• [What the task requires]: Transcribe the material verbatim in full; the pictures do not belong in the copy.

• [Record set]:
** begin **

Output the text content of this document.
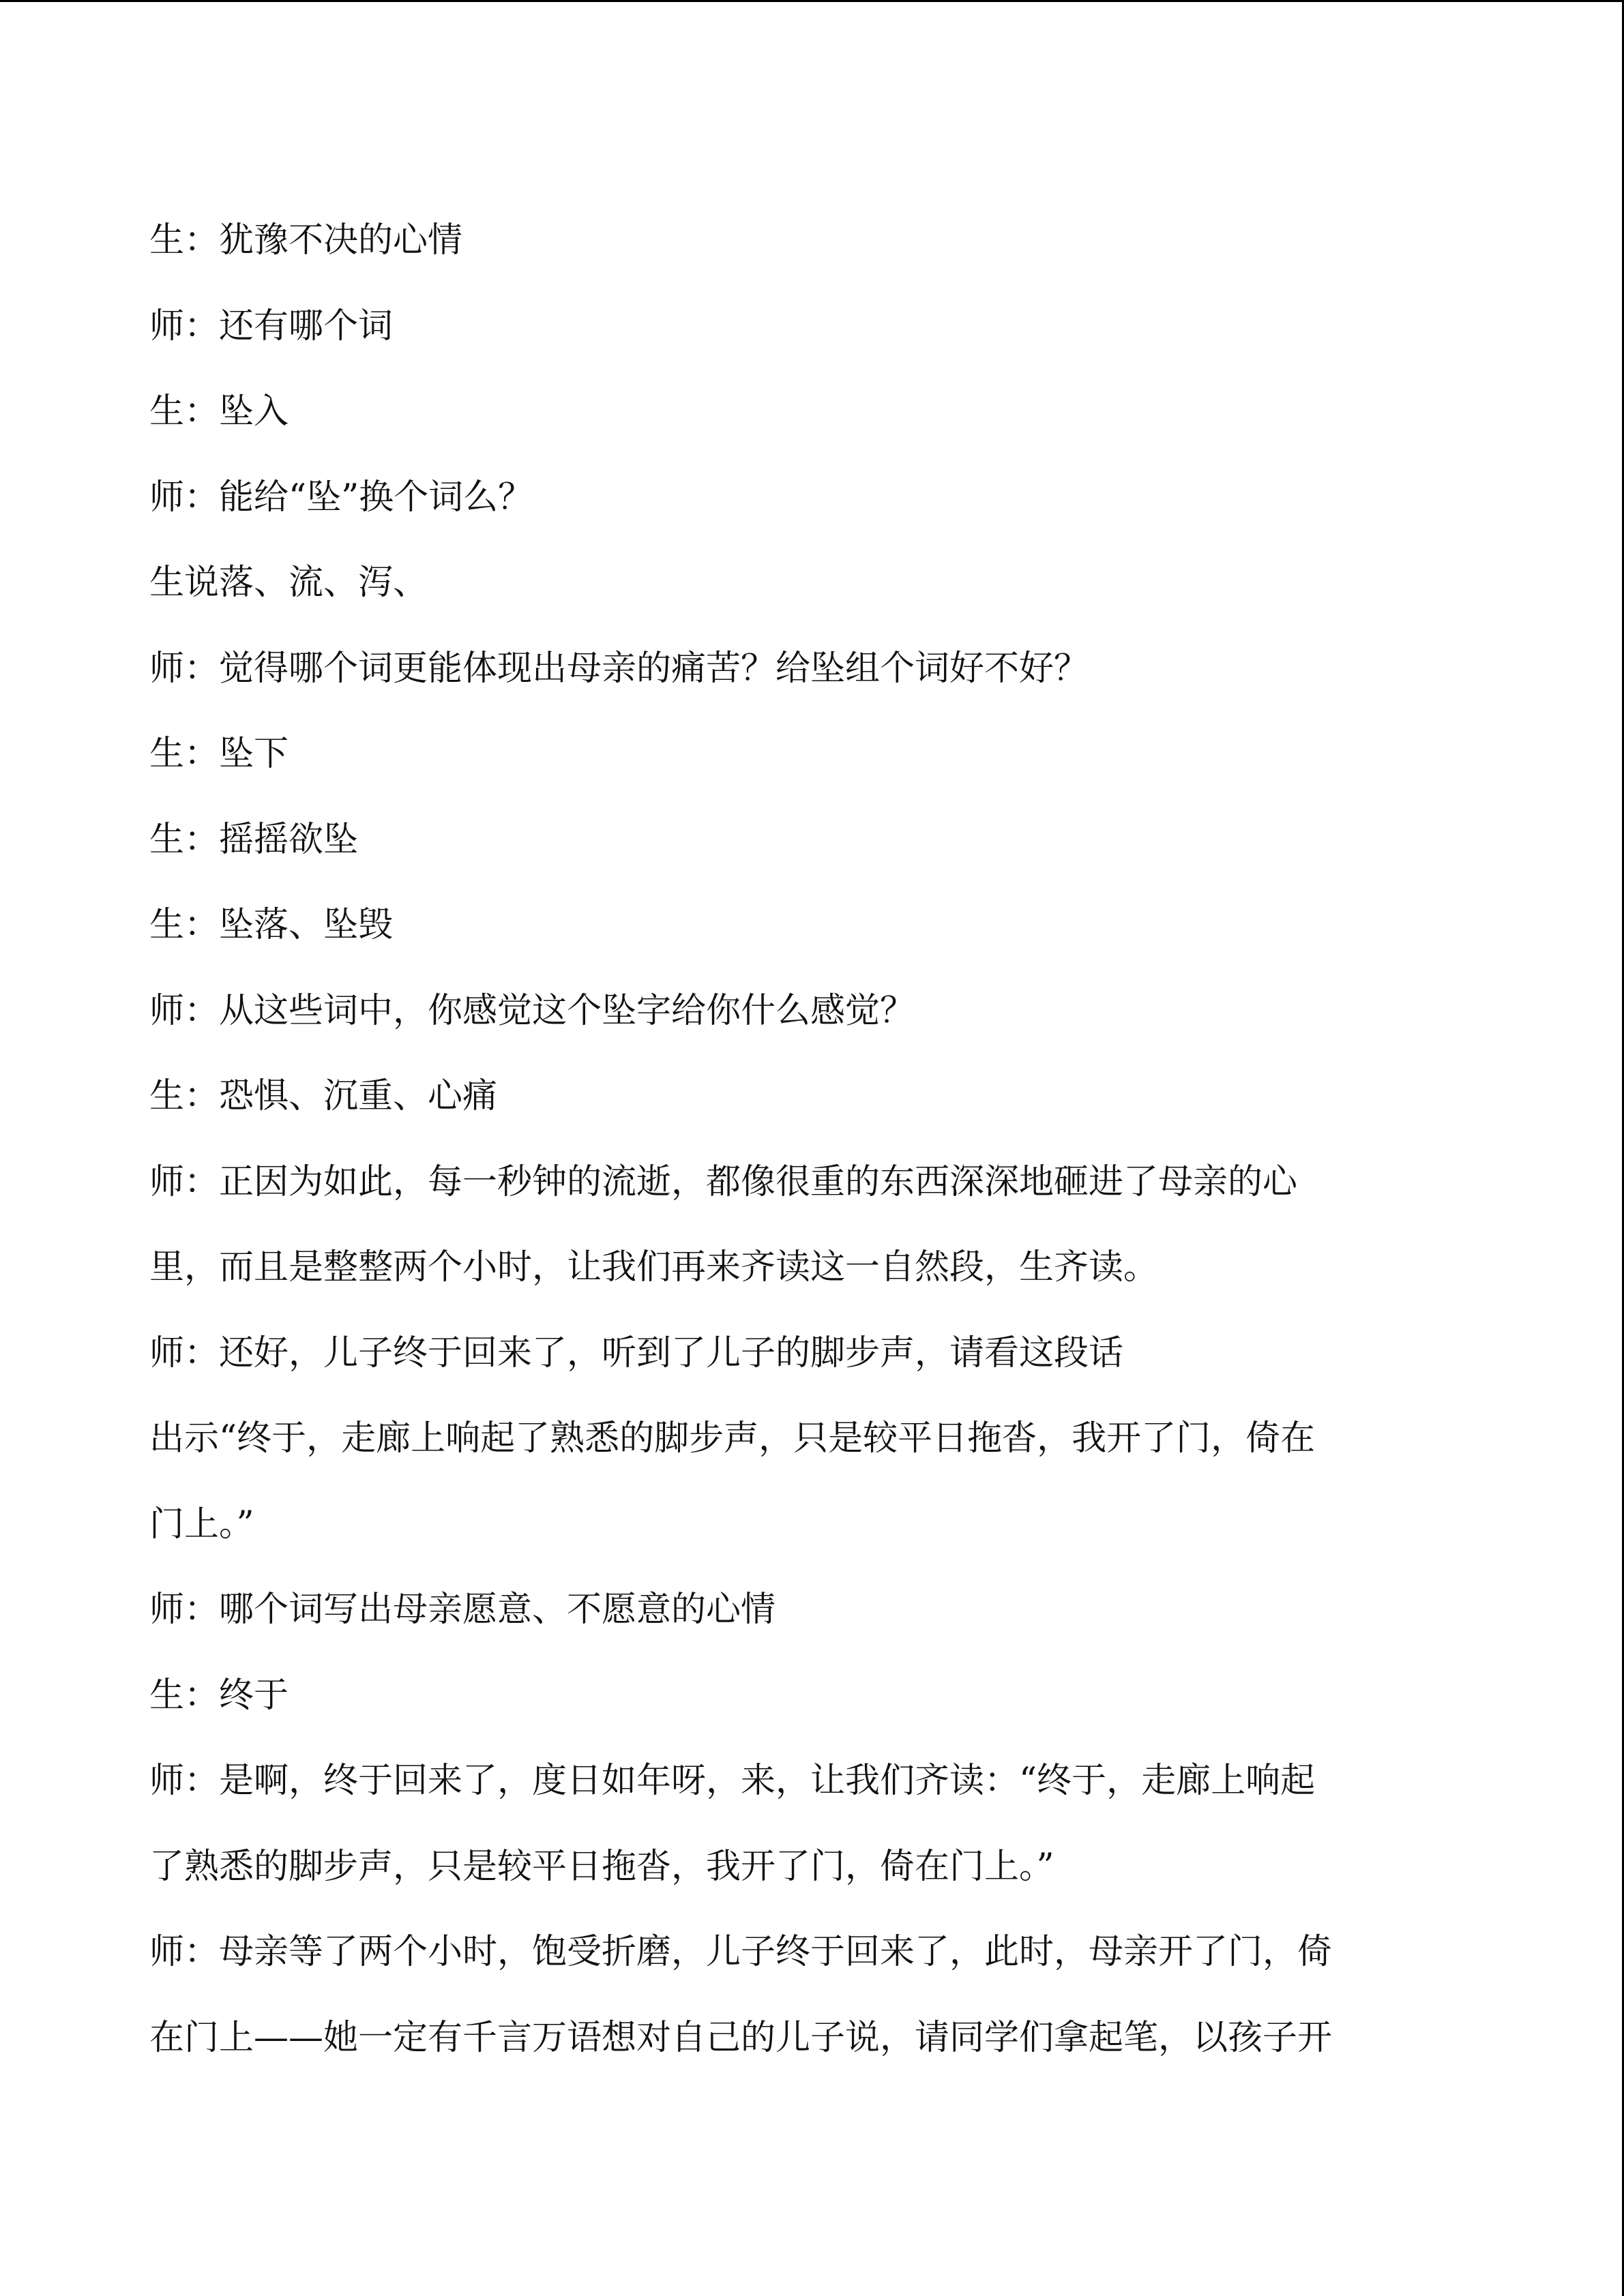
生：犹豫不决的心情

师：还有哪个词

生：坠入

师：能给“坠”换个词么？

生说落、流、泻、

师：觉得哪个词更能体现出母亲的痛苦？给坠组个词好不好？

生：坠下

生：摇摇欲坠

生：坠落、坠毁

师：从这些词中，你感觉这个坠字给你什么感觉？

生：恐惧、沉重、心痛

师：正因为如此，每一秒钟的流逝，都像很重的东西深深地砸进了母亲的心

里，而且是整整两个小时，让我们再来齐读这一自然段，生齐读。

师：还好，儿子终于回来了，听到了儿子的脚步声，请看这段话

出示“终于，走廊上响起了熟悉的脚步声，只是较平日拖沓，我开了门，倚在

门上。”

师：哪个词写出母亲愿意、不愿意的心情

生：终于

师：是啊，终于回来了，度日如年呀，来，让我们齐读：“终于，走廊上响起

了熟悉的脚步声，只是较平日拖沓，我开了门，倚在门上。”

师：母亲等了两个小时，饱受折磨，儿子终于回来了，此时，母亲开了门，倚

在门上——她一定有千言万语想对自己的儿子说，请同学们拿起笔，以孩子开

** end **

• [Response to this task]:
Output the text content of this document.
生：犹豫不决的心情

师：还有哪个词

生：坠入

师：能给“坠”换个词么？

生说落、流、泻、

师：觉得哪个词更能体现出母亲的痛苦？给坠组个词好不好？

生：坠下

生：摇摇欲坠

生：坠落、坠毁

师：从这些词中，你感觉这个坠字给你什么感觉？

生：恐惧、沉重、心痛

师：正因为如此，每一秒钟的流逝，都像很重的东西深深地砸进了母亲的心

里，而且是整整两个小时，让我们再来齐读这一自然段，生齐读。

师：还好，儿子终于回来了，听到了儿子的脚步声，请看这段话

出示“终于，走廊上响起了熟悉的脚步声，只是较平日拖沓，我开了门，倚在

门上。”

师：哪个词写出母亲愿意、不愿意的心情

生：终于

师：是啊，终于回来了，度日如年呀，来，让我们齐读：“终于，走廊上响起

了熟悉的脚步声，只是较平日拖沓，我开了门，倚在门上。”

师：母亲等了两个小时，饱受折磨，儿子终于回来了，此时，母亲开了门，倚

在门上——她一定有千言万语想对自己的儿子说，请同学们拿起笔，以孩子开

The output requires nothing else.